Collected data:
────

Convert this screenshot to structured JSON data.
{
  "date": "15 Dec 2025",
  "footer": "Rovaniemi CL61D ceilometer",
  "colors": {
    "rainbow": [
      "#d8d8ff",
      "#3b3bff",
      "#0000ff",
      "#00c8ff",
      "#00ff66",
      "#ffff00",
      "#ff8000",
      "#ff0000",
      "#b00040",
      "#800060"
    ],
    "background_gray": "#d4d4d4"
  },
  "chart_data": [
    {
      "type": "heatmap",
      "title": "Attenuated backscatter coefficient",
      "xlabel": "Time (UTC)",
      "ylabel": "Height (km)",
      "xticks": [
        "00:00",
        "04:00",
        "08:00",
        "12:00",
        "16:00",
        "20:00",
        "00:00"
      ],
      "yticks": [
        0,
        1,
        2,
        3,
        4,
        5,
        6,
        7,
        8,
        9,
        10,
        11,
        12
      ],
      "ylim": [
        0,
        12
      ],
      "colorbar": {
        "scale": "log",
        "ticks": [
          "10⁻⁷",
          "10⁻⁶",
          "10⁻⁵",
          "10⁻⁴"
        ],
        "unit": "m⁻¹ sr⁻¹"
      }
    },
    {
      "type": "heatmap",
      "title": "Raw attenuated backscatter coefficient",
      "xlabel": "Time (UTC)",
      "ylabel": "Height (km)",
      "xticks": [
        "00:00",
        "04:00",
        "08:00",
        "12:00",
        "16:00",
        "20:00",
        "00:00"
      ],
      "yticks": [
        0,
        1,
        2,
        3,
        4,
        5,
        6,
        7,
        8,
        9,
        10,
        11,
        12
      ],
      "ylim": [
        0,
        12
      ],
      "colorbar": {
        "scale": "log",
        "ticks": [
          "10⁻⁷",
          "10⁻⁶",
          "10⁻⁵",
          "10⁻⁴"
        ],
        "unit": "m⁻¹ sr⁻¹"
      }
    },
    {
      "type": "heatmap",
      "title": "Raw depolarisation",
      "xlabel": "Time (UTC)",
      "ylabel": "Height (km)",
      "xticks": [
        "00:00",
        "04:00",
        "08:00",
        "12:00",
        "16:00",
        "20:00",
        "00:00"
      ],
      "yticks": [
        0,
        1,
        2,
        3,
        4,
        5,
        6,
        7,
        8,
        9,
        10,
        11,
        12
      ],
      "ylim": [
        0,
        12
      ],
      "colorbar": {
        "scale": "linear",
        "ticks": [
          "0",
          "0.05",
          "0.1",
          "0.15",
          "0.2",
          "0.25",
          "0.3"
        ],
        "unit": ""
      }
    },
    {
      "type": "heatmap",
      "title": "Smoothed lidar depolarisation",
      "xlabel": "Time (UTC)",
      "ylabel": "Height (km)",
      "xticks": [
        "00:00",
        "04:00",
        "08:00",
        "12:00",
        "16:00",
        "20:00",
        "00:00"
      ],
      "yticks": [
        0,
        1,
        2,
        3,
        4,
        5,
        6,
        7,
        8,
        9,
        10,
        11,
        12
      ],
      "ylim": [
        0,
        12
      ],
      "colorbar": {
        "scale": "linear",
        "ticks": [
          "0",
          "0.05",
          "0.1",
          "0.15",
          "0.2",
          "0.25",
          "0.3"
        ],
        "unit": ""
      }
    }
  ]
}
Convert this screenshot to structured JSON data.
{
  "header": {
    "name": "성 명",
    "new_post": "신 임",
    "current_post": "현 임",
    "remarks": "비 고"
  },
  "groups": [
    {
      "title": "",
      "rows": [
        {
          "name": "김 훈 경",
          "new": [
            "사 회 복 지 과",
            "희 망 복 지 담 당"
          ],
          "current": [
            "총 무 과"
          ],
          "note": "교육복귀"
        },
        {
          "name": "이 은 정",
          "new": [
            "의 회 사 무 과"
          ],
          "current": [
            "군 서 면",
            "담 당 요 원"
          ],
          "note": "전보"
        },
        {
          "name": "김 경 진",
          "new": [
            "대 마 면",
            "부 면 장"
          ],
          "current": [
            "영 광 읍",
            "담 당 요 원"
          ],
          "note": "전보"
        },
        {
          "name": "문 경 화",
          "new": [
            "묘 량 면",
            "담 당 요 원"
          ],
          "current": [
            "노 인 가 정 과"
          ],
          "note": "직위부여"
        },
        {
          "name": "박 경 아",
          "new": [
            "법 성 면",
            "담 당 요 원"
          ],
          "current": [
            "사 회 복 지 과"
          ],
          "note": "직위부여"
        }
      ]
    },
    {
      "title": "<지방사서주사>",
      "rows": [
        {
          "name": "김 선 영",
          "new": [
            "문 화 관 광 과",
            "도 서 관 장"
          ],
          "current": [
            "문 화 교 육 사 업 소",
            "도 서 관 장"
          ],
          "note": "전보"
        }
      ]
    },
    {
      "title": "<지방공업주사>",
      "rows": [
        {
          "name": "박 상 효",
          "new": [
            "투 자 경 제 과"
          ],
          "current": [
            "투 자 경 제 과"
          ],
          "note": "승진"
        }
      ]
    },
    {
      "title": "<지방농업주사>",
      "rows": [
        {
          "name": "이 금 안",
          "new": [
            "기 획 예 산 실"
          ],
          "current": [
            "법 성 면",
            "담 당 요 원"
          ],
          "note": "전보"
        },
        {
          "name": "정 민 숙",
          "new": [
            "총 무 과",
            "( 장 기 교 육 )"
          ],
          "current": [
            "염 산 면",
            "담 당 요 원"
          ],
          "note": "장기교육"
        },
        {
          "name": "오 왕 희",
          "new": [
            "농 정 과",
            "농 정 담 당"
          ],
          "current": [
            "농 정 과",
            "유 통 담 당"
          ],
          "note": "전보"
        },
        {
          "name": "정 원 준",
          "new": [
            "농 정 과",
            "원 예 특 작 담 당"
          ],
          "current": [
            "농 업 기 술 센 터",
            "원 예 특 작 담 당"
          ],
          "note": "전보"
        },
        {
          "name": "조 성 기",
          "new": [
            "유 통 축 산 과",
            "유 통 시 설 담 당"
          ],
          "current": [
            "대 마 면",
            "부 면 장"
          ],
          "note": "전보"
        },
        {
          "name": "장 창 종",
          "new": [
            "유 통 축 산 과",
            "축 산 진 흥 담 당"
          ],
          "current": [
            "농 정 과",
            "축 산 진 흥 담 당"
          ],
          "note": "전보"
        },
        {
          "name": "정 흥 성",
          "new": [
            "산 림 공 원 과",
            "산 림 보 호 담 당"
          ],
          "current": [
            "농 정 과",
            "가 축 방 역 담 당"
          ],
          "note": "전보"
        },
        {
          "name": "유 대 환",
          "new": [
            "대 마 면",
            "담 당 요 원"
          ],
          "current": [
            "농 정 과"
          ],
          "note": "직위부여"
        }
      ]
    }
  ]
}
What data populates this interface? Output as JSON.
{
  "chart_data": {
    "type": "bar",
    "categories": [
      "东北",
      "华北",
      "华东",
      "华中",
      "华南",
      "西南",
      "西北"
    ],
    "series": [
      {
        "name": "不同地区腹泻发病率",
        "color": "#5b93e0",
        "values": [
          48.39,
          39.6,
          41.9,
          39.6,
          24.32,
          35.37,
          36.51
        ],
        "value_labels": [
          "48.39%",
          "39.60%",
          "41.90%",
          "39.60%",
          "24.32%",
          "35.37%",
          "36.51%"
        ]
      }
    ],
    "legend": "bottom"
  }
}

────

(WORK REQUIRED) Extract every entry in the listing word for word.

(SOLUTION FOR THIS TASK)
Convert this screenshot to structured JSON data.
{
  "date": "15 Dec 2025",
  "footer": "Rovaniemi CL61D ceilometer",
  "colors": {
    "rainbow": [
      "#d8d8ff",
      "#3b3bff",
      "#0000ff",
      "#00c8ff",
      "#00ff66",
      "#ffff00",
      "#ff8000",
      "#ff0000",
      "#b00040",
      "#800060"
    ],
    "background_gray": "#d4d4d4"
  },
  "chart_data": [
    {
      "type": "heatmap",
      "title": "Attenuated backscatter coefficient",
      "xlabel": "Time (UTC)",
      "ylabel": "Height (km)",
      "xticks": [
        "00:00",
        "04:00",
        "08:00",
        "12:00",
        "16:00",
        "20:00",
        "00:00"
      ],
      "yticks": [
        0,
        1,
        2,
        3,
        4,
        5,
        6,
        7,
        8,
        9,
        10,
        11,
        12
      ],
      "ylim": [
        0,
        12
      ],
      "colorbar": {
        "scale": "log",
        "ticks": [
          "10⁻⁷",
          "10⁻⁶",
          "10⁻⁵",
          "10⁻⁴"
        ],
        "unit": "m⁻¹ sr⁻¹"
      }
    },
    {
      "type": "heatmap",
      "title": "Raw attenuated backscatter coefficient",
      "xlabel": "Time (UTC)",
      "ylabel": "Height (km)",
      "xticks": [
        "00:00",
        "04:00",
        "08:00",
        "12:00",
        "16:00",
        "20:00",
        "00:00"
      ],
      "yticks": [
        0,
        1,
        2,
        3,
        4,
        5,
        6,
        7,
        8,
        9,
        10,
        11,
        12
      ],
      "ylim": [
        0,
        12
      ],
      "colorbar": {
        "scale": "log",
        "ticks": [
          "10⁻⁷",
          "10⁻⁶",
          "10⁻⁵",
          "10⁻⁴"
        ],
        "unit": "m⁻¹ sr⁻¹"
      }
    },
    {
      "type": "heatmap",
      "title": "Raw depolarisation",
      "xlabel": "Time (UTC)",
      "ylabel": "Height (km)",
      "xticks": [
        "00:00",
        "04:00",
        "08:00",
        "12:00",
        "16:00",
        "20:00",
        "00:00"
      ],
      "yticks": [
        0,
        1,
        2,
        3,
        4,
        5,
        6,
        7,
        8,
        9,
        10,
        11,
        12
      ],
      "ylim": [
        0,
        12
      ],
      "colorbar": {
        "scale": "linear",
        "ticks": [
          "0",
          "0.05",
          "0.1",
          "0.15",
          "0.2",
          "0.25",
          "0.3"
        ],
        "unit": ""
      }
    },
    {
      "type": "heatmap",
      "title": "Smoothed lidar depolarisation",
      "xlabel": "Time (UTC)",
      "ylabel": "Height (km)",
      "xticks": [
        "00:00",
        "04:00",
        "08:00",
        "12:00",
        "16:00",
        "20:00",
        "00:00"
      ],
      "yticks": [
        0,
        1,
        2,
        3,
        4,
        5,
        6,
        7,
        8,
        9,
        10,
        11,
        12
      ],
      "ylim": [
        0,
        12
      ],
      "colorbar": {
        "scale": "linear",
        "ticks": [
          "0",
          "0.05",
          "0.1",
          "0.15",
          "0.2",
          "0.25",
          "0.3"
        ],
        "unit": ""
      }
    }
  ]
}
Convert this screenshot to structured JSON data.
{
  "header": {
    "name": "성 명",
    "new_post": "신 임",
    "current_post": "현 임",
    "remarks": "비 고"
  },
  "groups": [
    {
      "title": "",
      "rows": [
        {
          "name": "김 훈 경",
          "new": [
            "사 회 복 지 과",
            "희 망 복 지 담 당"
          ],
          "current": [
            "총 무 과"
          ],
          "note": "교육복귀"
        },
        {
          "name": "이 은 정",
          "new": [
            "의 회 사 무 과"
          ],
          "current": [
            "군 서 면",
            "담 당 요 원"
          ],
          "note": "전보"
        },
        {
          "name": "김 경 진",
          "new": [
            "대 마 면",
            "부 면 장"
          ],
          "current": [
            "영 광 읍",
            "담 당 요 원"
          ],
          "note": "전보"
        },
        {
          "name": "문 경 화",
          "new": [
            "묘 량 면",
            "담 당 요 원"
          ],
          "current": [
            "노 인 가 정 과"
          ],
          "note": "직위부여"
        },
        {
          "name": "박 경 아",
          "new": [
            "법 성 면",
            "담 당 요 원"
          ],
          "current": [
            "사 회 복 지 과"
          ],
          "note": "직위부여"
        }
      ]
    },
    {
      "title": "<지방사서주사>",
      "rows": [
        {
          "name": "김 선 영",
          "new": [
            "문 화 관 광 과",
            "도 서 관 장"
          ],
          "current": [
            "문 화 교 육 사 업 소",
            "도 서 관 장"
          ],
          "note": "전보"
        }
      ]
    },
    {
      "title": "<지방공업주사>",
      "rows": [
        {
          "name": "박 상 효",
          "new": [
            "투 자 경 제 과"
          ],
          "current": [
            "투 자 경 제 과"
          ],
          "note": "승진"
        }
      ]
    },
    {
      "title": "<지방농업주사>",
      "rows": [
        {
          "name": "이 금 안",
          "new": [
            "기 획 예 산 실"
          ],
          "current": [
            "법 성 면",
            "담 당 요 원"
          ],
          "note": "전보"
        },
        {
          "name": "정 민 숙",
          "new": [
            "총 무 과",
            "( 장 기 교 육 )"
          ],
          "current": [
            "염 산 면",
            "담 당 요 원"
          ],
          "note": "장기교육"
        },
        {
          "name": "오 왕 희",
          "new": [
            "농 정 과",
            "농 정 담 당"
          ],
          "current": [
            "농 정 과",
            "유 통 담 당"
          ],
          "note": "전보"
        },
        {
          "name": "정 원 준",
          "new": [
            "농 정 과",
            "원 예 특 작 담 당"
          ],
          "current": [
            "농 업 기 술 센 터",
            "원 예 특 작 담 당"
          ],
          "note": "전보"
        },
        {
          "name": "조 성 기",
          "new": [
            "유 통 축 산 과",
            "유 통 시 설 담 당"
          ],
          "current": [
            "대 마 면",
            "부 면 장"
          ],
          "note": "전보"
        },
        {
          "name": "장 창 종",
          "new": [
            "유 통 축 산 과",
            "축 산 진 흥 담 당"
          ],
          "current": [
            "농 정 과",
            "축 산 진 흥 담 당"
          ],
          "note": "전보"
        },
        {
          "name": "정 흥 성",
          "new": [
            "산 림 공 원 과",
            "산 림 보 호 담 당"
          ],
          "current": [
            "농 정 과",
            "가 축 방 역 담 당"
          ],
          "note": "전보"
        },
        {
          "name": "유 대 환",
          "new": [
            "대 마 면",
            "담 당 요 원"
          ],
          "current": [
            "농 정 과"
          ],
          "note": "직위부여"
        }
      ]
    }
  ]
}
What data populates this interface? Output as JSON.
{
  "chart_data": {
    "type": "bar",
    "categories": [
      "东北",
      "华北",
      "华东",
      "华中",
      "华南",
      "西南",
      "西北"
    ],
    "series": [
      {
        "name": "不同地区腹泻发病率",
        "color": "#5b93e0",
        "values": [
          48.39,
          39.6,
          41.9,
          39.6,
          24.32,
          35.37,
          36.51
        ],
        "value_labels": [
          "48.39%",
          "39.60%",
          "41.90%",
          "39.60%",
          "24.32%",
          "35.37%",
          "36.51%"
        ]
      }
    ],
    "legend": "bottom"
  }
}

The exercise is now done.